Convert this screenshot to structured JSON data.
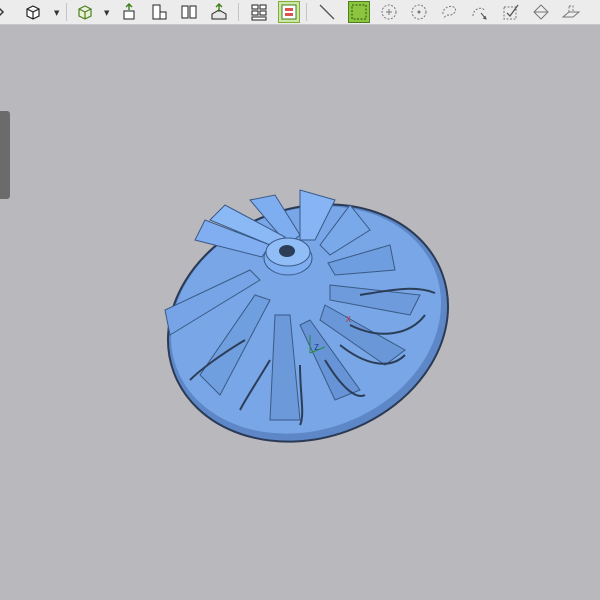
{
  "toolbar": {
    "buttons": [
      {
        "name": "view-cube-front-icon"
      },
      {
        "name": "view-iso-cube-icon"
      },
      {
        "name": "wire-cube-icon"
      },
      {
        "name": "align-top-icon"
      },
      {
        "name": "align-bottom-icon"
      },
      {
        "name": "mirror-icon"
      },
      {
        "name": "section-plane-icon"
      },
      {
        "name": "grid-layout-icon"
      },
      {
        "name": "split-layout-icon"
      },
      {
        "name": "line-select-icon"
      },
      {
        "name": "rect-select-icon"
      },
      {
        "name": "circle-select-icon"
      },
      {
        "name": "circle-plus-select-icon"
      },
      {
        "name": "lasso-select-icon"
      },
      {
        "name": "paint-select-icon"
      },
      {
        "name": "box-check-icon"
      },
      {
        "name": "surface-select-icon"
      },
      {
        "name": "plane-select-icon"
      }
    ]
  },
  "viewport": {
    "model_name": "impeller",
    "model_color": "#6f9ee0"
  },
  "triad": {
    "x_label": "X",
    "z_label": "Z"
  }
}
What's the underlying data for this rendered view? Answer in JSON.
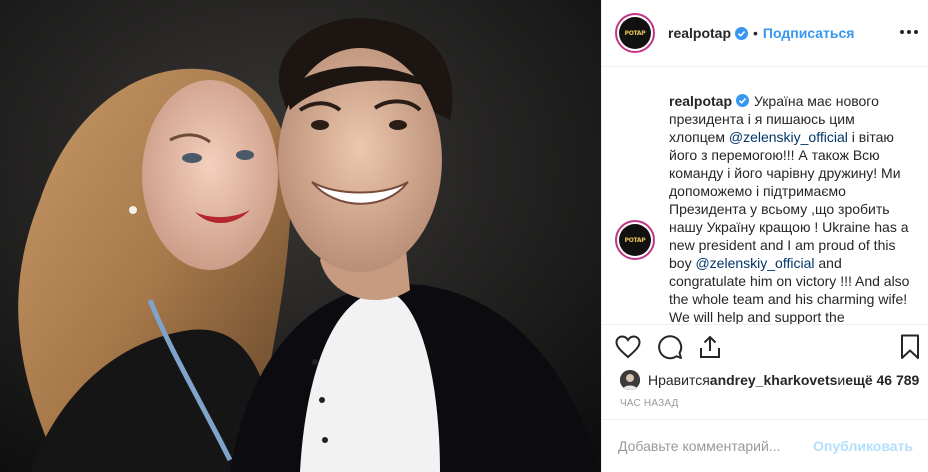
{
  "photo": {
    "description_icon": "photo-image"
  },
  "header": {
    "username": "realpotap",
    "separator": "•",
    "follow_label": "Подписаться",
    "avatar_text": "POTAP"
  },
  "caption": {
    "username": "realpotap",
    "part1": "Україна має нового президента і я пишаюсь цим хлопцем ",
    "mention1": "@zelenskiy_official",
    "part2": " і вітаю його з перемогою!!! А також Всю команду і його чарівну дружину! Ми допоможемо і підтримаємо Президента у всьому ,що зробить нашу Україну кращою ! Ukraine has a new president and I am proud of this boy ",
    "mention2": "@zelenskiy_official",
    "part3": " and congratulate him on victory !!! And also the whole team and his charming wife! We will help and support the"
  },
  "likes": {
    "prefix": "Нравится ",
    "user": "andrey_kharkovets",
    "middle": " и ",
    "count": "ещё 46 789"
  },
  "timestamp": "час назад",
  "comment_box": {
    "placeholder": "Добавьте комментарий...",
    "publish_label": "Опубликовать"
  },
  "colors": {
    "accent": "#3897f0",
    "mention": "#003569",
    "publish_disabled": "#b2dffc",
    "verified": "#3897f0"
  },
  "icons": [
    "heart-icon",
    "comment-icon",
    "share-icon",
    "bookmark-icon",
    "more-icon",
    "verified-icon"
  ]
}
━━━━
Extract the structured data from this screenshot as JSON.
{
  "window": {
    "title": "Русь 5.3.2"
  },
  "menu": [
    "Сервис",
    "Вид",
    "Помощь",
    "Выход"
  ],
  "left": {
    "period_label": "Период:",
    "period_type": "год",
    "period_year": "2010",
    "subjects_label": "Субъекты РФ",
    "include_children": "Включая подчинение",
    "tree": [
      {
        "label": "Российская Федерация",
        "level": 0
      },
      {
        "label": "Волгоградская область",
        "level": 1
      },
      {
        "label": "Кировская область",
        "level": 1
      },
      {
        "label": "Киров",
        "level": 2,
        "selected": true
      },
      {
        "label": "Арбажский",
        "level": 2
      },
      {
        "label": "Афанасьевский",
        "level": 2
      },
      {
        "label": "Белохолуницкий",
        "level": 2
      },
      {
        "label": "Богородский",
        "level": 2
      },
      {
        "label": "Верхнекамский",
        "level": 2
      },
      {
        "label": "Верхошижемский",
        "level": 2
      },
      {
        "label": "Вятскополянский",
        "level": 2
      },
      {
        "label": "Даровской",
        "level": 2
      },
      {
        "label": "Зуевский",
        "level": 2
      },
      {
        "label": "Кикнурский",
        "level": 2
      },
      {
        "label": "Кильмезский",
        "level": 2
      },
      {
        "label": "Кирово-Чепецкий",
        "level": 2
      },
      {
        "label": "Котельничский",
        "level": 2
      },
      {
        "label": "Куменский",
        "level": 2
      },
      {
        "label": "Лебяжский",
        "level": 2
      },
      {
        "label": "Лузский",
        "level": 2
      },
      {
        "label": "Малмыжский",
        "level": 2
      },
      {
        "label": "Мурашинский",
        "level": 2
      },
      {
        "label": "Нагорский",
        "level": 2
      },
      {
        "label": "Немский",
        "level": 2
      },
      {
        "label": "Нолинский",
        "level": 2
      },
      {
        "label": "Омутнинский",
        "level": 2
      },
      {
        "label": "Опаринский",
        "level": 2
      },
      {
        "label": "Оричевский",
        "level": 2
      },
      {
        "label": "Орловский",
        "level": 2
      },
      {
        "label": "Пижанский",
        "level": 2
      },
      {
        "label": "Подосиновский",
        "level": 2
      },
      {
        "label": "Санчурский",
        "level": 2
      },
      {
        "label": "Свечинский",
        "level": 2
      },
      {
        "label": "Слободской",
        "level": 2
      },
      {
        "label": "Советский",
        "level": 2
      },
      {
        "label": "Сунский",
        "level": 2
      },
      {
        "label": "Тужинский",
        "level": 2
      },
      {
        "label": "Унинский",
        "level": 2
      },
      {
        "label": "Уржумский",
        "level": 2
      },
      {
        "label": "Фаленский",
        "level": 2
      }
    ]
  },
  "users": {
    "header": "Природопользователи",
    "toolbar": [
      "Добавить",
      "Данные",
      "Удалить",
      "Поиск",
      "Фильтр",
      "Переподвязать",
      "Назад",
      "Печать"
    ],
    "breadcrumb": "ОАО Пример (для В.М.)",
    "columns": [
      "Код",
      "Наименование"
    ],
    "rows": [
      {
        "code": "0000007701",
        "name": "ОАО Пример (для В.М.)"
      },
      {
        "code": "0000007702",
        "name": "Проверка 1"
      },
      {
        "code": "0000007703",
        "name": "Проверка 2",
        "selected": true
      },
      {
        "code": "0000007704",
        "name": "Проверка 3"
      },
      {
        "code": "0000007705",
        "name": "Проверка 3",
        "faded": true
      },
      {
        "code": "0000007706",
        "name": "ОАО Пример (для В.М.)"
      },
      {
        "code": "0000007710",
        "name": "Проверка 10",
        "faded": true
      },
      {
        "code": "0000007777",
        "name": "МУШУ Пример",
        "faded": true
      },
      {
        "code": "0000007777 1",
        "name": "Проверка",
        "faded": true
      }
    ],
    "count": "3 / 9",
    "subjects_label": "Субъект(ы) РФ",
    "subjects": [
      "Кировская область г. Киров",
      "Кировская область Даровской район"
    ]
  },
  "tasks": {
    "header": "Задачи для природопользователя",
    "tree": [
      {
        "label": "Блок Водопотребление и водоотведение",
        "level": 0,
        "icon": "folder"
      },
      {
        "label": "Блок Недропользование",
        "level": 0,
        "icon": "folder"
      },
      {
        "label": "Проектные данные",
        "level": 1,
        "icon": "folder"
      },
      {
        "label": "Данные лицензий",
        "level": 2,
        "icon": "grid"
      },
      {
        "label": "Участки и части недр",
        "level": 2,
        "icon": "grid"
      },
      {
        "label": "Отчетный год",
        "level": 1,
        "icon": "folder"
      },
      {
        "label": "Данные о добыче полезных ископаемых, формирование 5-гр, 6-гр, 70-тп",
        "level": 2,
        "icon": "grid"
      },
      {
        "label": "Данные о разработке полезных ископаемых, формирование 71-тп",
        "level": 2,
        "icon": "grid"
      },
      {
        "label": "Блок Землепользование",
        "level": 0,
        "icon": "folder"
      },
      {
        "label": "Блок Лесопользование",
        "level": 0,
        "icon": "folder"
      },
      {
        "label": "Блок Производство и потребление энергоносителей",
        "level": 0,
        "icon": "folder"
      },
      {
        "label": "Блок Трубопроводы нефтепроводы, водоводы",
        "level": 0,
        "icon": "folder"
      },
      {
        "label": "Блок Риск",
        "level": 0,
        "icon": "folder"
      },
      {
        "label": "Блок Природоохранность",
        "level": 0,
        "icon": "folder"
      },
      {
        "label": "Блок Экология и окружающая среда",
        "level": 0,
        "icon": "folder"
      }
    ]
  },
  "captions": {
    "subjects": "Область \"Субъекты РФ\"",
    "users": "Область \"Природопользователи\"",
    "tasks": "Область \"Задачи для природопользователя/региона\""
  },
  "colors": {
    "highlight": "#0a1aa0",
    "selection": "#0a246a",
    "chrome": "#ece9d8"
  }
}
━━━━
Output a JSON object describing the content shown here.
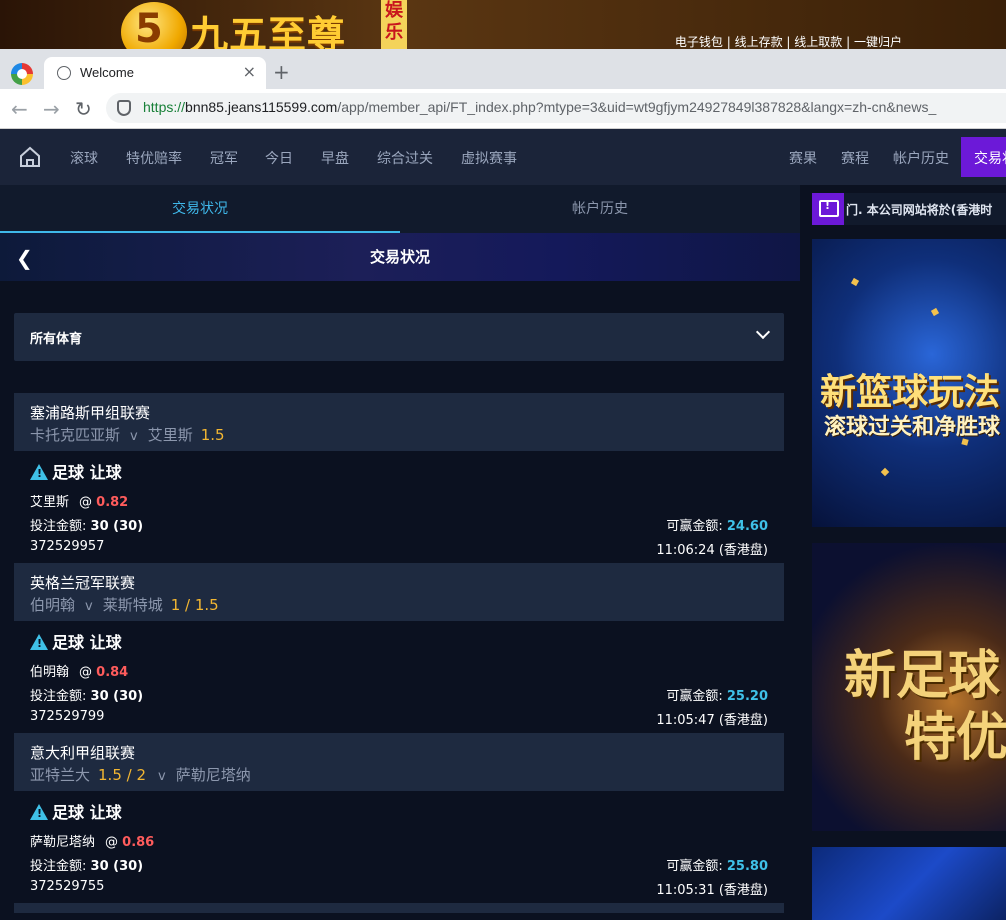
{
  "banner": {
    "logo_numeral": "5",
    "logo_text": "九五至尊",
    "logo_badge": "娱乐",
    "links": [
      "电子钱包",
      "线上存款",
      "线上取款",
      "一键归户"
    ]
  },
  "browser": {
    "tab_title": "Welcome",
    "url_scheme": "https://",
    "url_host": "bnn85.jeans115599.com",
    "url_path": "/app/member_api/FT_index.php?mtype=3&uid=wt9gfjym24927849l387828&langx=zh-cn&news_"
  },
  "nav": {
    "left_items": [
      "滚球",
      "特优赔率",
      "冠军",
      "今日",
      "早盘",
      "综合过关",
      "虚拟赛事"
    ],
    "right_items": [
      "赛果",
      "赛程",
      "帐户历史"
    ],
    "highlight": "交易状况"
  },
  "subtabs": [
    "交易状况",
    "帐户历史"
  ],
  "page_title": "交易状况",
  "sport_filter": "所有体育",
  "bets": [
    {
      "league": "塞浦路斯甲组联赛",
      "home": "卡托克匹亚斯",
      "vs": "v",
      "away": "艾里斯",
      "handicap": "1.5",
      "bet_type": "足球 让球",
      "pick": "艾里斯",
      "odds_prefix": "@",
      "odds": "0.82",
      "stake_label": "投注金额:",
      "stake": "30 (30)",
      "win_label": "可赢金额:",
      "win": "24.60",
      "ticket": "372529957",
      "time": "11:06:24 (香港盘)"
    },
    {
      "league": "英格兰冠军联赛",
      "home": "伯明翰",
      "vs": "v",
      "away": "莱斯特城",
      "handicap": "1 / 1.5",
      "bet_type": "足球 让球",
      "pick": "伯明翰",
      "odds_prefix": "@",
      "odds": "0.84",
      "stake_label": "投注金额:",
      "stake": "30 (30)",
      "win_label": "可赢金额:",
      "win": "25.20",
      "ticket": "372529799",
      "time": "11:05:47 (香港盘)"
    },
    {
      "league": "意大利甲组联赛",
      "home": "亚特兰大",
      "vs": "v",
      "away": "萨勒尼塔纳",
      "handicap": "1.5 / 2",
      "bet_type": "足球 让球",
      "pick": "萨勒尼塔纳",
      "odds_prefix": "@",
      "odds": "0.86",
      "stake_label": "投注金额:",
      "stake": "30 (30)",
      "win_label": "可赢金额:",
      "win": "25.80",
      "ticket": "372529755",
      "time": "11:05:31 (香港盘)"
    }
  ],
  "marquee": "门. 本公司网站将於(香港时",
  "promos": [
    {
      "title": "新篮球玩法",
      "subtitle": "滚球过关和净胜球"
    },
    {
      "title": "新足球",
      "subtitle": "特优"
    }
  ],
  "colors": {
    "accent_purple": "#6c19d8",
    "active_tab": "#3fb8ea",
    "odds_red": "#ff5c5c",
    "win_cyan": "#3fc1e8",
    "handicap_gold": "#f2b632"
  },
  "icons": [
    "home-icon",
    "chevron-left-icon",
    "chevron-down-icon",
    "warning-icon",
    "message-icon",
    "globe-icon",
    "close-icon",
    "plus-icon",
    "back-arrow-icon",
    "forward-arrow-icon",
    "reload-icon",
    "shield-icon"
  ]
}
━━━━
◆ **GIVEN EXERCISE**: Go through the data above and find the lines with the word "Проверка". Copy each of those lines.

◆ **RESULT OF THE TASK**:
        "name": "Проверка 1"
        "name": "Проверка 2",
        "name": "Проверка 3"
        "name": "Проверка 3",
        "name": "Проверка 10",
        "name": "Проверка",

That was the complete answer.